- DO THIS -
Report, as a bare number, how many lines hold "合肥服务业企业".

Data entries
'''

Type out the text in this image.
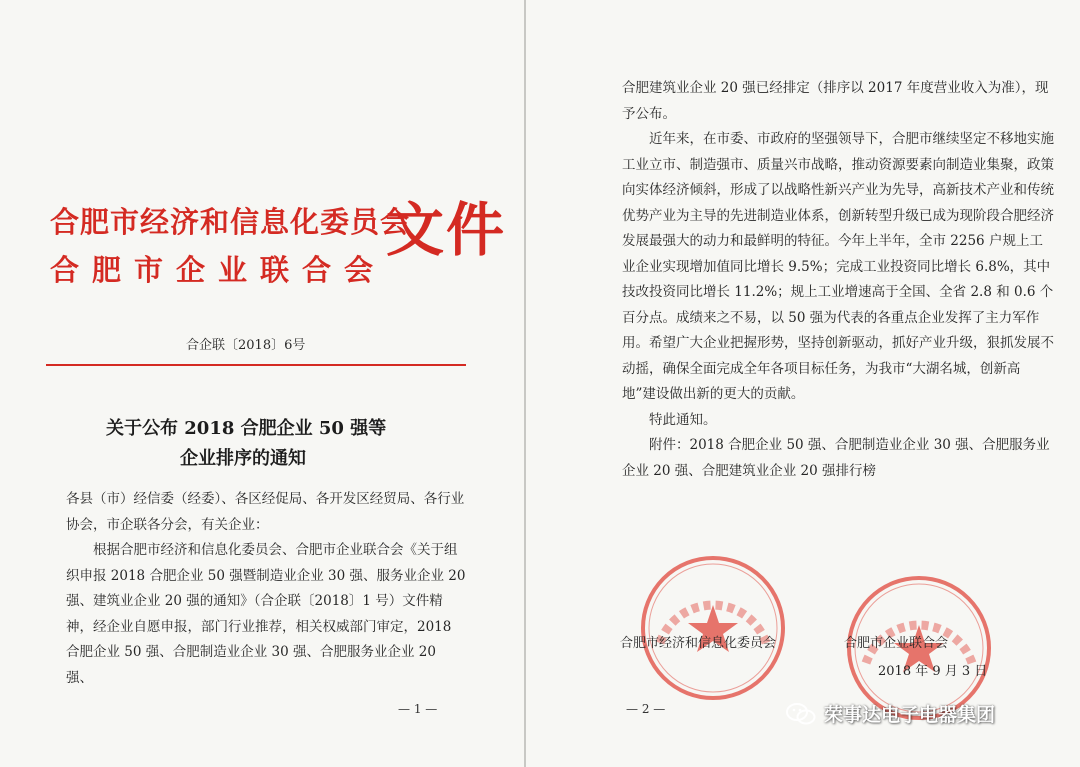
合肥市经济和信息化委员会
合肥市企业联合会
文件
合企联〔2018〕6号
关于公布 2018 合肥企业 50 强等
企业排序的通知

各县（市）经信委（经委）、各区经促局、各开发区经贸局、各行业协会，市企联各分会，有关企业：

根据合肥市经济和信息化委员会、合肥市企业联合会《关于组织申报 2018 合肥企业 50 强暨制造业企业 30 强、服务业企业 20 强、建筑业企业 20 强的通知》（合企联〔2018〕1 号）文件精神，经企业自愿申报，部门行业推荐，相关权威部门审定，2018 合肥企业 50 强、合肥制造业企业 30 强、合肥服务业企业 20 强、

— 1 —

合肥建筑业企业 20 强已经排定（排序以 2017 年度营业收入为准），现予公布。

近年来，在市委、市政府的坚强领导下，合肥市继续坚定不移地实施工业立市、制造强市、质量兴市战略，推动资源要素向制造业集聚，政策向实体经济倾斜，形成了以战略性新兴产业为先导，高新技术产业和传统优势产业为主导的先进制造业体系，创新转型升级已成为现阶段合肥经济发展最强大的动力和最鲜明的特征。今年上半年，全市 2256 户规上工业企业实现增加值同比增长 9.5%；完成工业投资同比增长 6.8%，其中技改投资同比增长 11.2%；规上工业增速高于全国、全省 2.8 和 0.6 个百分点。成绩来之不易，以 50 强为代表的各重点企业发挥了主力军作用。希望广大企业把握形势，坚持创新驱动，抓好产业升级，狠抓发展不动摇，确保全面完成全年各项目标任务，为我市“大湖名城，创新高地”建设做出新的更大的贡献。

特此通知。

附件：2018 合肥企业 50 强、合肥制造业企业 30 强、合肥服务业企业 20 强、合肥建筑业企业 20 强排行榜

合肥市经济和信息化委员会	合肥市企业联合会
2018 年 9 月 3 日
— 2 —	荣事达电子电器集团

'''

- RESULT OF THIS TASK -
2